Work required ::
Extract, from the listing that follows, each line containing the word "document".

Exercise input ::
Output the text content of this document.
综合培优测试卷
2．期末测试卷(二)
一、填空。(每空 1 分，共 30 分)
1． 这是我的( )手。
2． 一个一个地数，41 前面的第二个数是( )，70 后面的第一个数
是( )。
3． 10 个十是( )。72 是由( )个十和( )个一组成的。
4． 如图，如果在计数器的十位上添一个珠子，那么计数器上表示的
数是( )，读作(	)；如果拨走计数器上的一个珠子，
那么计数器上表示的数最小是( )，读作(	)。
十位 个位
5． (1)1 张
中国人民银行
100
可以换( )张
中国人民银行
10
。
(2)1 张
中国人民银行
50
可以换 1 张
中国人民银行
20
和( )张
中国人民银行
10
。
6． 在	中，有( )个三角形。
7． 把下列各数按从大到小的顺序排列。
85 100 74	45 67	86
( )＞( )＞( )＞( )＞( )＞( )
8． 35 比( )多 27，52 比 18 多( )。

* * *

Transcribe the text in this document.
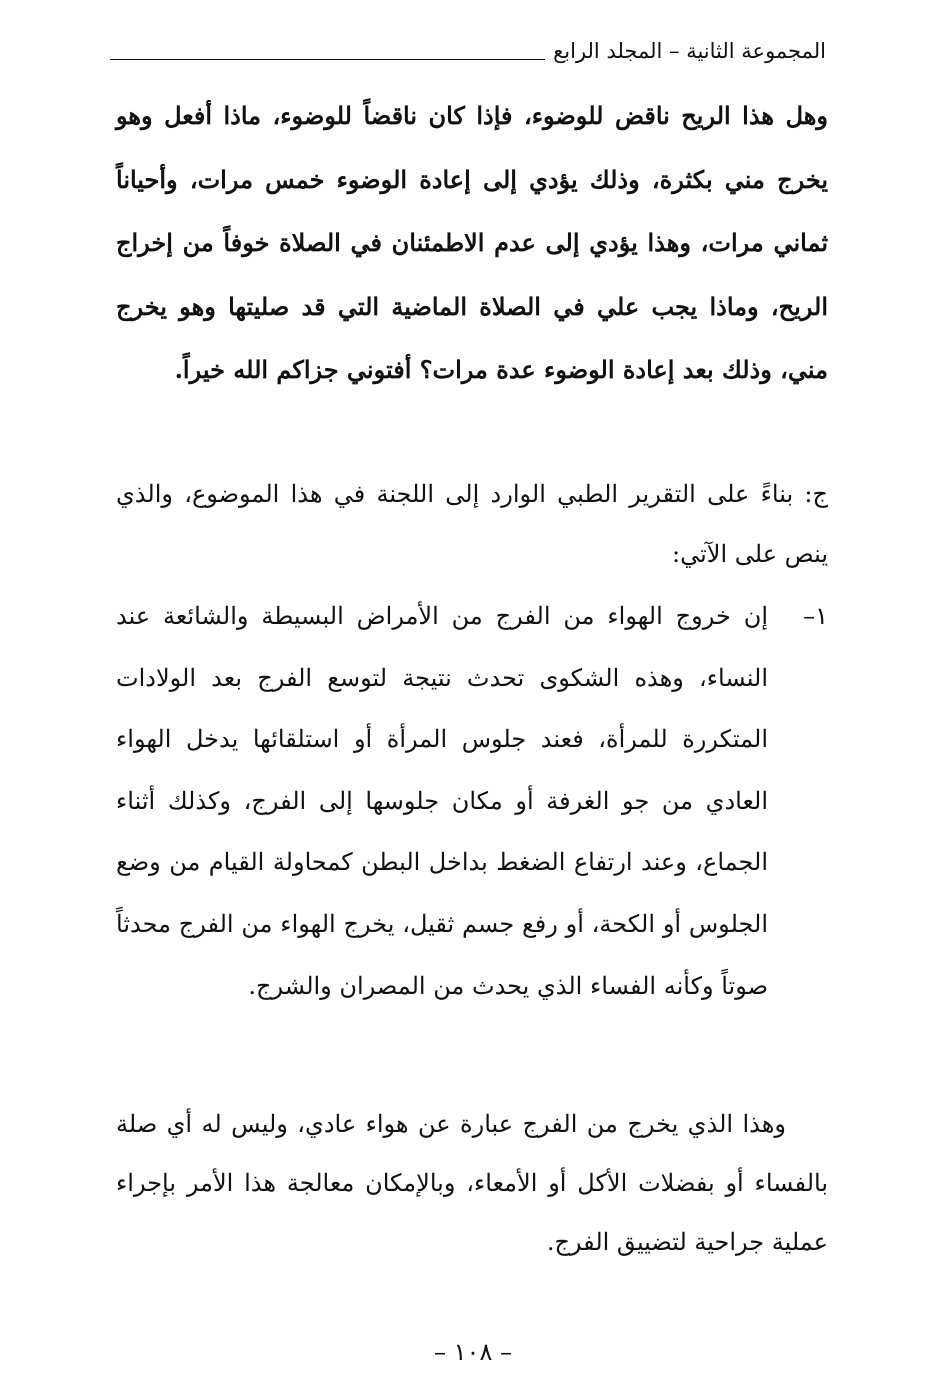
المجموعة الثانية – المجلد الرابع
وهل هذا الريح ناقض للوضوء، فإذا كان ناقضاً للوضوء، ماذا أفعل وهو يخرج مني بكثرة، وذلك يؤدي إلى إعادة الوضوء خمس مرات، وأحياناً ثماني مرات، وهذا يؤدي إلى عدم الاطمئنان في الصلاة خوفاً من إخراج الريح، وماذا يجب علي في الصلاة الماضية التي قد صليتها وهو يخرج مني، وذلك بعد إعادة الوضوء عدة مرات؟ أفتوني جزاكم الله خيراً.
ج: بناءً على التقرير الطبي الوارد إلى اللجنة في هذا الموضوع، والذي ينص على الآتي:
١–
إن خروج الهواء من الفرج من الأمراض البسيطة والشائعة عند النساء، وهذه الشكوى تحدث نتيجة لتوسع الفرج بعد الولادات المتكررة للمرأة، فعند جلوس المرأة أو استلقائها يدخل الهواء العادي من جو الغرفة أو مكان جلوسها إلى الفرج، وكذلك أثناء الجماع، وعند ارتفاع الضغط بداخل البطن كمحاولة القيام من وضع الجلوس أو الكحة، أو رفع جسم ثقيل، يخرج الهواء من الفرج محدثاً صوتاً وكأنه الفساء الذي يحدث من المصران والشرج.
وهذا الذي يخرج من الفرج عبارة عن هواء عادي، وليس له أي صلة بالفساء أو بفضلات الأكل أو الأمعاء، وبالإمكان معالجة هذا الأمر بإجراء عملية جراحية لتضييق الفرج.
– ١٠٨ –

In response ::
Output the text content of this document.
Transcribe the text in this document.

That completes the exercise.